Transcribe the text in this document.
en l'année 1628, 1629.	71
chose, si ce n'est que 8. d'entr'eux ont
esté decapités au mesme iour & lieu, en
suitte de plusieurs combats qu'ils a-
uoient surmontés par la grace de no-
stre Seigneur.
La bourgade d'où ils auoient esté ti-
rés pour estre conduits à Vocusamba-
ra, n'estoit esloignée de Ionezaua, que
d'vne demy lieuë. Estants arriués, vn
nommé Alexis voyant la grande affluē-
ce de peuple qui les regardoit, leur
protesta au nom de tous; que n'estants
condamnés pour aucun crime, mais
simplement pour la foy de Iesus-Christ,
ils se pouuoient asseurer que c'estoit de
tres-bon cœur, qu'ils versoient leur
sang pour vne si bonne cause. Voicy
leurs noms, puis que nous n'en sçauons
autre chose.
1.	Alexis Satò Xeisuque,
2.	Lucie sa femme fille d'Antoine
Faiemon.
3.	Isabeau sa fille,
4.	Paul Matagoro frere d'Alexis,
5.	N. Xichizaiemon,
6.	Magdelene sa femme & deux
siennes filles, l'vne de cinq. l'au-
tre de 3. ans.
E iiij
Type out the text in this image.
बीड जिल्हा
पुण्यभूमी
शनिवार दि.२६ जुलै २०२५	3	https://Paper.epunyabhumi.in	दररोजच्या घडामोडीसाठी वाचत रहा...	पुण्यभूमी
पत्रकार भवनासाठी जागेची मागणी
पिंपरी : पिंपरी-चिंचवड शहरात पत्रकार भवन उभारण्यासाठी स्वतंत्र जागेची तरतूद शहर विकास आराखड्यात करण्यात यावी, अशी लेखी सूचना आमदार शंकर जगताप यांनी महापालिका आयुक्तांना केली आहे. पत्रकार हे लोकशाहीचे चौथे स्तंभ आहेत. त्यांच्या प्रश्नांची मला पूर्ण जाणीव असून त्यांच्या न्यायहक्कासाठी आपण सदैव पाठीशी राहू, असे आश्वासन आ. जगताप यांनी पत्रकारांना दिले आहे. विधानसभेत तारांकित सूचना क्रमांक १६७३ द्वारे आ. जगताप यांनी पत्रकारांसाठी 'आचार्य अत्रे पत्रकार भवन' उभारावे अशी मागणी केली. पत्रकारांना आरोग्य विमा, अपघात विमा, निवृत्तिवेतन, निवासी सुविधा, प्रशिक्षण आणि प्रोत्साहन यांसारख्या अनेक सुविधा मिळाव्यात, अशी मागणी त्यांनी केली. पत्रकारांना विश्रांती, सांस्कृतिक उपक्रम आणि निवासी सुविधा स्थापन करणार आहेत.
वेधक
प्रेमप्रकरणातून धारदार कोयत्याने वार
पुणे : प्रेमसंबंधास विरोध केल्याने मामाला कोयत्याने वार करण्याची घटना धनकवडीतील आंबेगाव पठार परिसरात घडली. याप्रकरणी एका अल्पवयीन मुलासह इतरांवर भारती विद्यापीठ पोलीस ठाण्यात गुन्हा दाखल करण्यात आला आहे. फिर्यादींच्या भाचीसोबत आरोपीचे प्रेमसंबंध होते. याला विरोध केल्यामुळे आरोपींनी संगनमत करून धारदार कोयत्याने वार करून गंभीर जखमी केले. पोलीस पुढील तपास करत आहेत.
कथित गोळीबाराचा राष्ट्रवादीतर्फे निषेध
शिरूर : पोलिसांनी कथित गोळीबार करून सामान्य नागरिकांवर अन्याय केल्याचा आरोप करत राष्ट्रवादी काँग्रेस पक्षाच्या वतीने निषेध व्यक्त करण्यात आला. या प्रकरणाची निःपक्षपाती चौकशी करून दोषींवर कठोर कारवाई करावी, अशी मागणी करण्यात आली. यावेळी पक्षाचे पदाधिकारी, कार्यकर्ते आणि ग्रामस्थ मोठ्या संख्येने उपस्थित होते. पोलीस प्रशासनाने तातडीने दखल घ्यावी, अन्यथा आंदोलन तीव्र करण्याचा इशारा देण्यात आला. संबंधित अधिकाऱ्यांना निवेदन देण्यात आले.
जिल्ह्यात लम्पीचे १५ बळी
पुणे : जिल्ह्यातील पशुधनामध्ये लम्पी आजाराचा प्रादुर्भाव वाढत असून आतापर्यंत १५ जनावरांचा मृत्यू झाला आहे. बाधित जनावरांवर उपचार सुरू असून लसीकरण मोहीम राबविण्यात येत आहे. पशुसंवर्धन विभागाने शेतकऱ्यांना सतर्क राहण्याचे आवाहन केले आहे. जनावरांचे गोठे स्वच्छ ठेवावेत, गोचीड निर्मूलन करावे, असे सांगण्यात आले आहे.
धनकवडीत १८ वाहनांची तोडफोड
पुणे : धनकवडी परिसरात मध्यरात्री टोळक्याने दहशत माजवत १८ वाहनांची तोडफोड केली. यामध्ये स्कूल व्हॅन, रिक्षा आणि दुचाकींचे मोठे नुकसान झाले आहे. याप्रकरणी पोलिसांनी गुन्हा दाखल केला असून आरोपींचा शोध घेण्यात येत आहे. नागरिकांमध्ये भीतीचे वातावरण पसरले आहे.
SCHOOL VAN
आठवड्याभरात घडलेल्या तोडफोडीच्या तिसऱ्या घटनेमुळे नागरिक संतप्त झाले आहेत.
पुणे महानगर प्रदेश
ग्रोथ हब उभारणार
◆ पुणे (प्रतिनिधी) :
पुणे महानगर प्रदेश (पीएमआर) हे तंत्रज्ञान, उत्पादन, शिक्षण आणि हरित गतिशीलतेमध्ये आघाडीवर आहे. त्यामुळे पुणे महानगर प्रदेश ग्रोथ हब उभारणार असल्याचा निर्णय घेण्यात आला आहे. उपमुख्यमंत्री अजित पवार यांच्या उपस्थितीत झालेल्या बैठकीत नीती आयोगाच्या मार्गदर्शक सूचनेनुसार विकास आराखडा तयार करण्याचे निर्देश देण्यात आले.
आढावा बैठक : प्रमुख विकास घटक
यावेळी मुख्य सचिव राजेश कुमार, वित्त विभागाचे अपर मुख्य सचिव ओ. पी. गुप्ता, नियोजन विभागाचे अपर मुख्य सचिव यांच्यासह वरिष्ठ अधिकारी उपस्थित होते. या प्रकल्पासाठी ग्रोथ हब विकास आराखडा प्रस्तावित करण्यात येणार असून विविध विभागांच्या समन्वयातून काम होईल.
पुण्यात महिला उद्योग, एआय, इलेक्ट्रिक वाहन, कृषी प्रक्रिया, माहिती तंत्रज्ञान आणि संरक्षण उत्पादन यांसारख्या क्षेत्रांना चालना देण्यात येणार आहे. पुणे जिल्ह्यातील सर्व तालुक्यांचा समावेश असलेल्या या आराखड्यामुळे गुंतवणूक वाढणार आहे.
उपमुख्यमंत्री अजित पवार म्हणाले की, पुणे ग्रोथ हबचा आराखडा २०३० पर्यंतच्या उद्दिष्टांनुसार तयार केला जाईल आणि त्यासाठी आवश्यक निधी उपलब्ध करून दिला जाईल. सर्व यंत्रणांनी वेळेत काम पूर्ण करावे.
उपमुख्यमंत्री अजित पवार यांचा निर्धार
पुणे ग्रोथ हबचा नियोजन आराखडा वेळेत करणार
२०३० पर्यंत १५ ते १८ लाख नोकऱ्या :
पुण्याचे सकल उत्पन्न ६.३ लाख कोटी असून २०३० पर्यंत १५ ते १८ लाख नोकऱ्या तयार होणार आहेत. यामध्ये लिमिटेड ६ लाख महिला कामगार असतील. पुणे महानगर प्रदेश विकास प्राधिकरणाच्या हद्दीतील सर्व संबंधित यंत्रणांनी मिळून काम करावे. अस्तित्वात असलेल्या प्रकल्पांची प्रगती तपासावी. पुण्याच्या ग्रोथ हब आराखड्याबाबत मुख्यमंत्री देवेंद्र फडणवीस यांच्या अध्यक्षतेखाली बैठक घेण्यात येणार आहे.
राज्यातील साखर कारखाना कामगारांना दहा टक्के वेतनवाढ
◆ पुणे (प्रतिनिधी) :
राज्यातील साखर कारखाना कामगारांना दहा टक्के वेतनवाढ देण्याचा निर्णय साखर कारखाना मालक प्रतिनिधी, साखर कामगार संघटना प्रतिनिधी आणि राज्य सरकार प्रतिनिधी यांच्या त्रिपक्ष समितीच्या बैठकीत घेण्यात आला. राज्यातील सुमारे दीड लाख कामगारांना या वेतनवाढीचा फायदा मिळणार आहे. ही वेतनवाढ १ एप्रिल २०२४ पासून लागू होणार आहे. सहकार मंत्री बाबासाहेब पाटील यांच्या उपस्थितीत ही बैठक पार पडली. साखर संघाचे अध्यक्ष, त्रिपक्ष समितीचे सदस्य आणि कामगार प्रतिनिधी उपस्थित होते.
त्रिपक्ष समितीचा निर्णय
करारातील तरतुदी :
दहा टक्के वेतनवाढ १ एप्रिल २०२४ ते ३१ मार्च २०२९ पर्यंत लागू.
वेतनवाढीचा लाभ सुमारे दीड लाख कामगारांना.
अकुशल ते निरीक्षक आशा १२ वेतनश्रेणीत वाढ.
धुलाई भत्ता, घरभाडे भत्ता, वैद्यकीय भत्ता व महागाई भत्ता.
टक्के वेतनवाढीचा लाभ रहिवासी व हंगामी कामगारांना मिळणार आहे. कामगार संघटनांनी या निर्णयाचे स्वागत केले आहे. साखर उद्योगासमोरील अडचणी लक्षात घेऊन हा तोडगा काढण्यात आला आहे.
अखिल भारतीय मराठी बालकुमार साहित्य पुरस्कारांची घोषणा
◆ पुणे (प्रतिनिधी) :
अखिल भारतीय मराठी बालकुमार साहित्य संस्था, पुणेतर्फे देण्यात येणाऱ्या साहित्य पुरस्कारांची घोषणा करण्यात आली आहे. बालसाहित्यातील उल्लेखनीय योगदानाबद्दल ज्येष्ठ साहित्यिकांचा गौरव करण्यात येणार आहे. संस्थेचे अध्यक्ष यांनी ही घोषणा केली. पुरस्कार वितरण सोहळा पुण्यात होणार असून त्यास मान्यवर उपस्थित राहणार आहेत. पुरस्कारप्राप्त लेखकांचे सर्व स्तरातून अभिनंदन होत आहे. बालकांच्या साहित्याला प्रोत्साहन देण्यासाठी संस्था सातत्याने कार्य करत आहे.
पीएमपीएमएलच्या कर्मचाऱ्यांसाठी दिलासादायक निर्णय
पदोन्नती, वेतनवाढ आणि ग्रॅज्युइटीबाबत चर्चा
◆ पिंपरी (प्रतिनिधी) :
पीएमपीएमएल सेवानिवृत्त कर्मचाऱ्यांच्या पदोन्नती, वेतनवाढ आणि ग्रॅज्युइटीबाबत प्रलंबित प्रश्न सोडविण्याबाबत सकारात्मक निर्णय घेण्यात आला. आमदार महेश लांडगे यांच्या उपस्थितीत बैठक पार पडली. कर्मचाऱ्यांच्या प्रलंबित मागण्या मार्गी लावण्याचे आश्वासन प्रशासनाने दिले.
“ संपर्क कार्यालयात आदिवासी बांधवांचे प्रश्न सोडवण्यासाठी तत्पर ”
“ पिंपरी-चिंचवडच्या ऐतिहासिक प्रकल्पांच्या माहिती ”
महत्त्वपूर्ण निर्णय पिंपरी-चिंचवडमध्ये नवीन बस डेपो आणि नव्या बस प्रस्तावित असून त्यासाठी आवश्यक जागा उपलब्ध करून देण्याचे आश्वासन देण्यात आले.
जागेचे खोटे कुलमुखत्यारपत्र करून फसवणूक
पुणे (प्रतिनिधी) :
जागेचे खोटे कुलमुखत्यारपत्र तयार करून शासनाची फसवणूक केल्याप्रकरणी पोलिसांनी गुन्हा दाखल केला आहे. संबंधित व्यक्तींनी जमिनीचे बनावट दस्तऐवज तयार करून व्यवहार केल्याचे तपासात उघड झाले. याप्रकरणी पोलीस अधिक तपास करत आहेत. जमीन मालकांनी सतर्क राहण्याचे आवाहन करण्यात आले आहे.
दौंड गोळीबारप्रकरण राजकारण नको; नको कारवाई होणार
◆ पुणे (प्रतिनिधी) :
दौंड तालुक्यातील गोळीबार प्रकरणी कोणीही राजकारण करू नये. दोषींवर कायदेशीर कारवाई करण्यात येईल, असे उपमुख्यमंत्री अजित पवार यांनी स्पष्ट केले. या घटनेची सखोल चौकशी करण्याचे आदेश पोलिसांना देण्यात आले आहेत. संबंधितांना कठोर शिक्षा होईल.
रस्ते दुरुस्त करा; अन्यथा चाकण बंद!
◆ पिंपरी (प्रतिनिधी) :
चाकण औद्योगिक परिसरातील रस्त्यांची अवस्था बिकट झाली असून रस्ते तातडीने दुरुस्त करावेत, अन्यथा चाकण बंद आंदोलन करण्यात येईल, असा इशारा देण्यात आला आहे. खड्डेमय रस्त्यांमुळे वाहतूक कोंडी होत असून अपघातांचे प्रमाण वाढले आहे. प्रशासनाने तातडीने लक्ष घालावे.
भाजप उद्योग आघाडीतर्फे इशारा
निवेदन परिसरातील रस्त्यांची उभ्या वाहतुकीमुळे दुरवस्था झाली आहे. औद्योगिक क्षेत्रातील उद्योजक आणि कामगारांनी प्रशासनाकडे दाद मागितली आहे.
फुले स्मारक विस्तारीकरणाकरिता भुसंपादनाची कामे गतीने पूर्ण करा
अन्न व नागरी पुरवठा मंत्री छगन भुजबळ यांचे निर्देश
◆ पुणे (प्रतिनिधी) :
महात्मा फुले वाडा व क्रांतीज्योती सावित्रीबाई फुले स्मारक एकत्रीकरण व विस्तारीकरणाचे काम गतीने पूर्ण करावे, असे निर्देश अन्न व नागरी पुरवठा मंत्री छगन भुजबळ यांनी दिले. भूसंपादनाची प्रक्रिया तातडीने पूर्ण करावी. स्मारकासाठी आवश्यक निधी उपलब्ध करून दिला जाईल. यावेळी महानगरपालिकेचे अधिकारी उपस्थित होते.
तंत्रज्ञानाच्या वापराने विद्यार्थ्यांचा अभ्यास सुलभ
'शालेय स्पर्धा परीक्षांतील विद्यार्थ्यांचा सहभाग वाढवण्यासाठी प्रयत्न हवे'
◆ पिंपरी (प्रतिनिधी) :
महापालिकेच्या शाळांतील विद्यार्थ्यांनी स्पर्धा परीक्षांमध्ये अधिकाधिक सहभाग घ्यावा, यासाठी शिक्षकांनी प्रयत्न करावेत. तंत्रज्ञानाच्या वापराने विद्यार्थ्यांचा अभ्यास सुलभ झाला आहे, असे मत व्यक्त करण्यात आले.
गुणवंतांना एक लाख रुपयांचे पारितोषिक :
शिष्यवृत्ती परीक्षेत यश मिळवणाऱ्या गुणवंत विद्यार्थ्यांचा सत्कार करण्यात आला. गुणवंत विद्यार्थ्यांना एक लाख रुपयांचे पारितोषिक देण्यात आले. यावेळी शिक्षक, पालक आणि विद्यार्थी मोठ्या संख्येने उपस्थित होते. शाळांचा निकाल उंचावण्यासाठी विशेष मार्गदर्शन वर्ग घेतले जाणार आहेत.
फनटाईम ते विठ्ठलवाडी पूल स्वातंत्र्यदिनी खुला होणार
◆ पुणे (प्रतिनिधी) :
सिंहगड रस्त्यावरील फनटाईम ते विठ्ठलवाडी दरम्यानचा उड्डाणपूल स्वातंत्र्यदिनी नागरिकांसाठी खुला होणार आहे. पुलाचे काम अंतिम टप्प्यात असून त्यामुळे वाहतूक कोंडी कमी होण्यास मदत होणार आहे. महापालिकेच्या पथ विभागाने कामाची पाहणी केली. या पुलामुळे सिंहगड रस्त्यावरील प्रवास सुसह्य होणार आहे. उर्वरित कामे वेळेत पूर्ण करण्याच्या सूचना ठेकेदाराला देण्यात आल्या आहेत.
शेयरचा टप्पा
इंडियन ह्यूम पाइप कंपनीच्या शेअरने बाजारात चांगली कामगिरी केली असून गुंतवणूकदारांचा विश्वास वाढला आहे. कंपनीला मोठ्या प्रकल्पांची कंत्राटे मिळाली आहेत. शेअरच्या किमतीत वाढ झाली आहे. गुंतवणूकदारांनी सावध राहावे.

#### WHAT THE EXERCISE ASKS:
Extract every line above that contains the word "chose".

#### TASK RESPONSE:
chose, si ce n'est que 8. d'entr'eux ont
autre chose.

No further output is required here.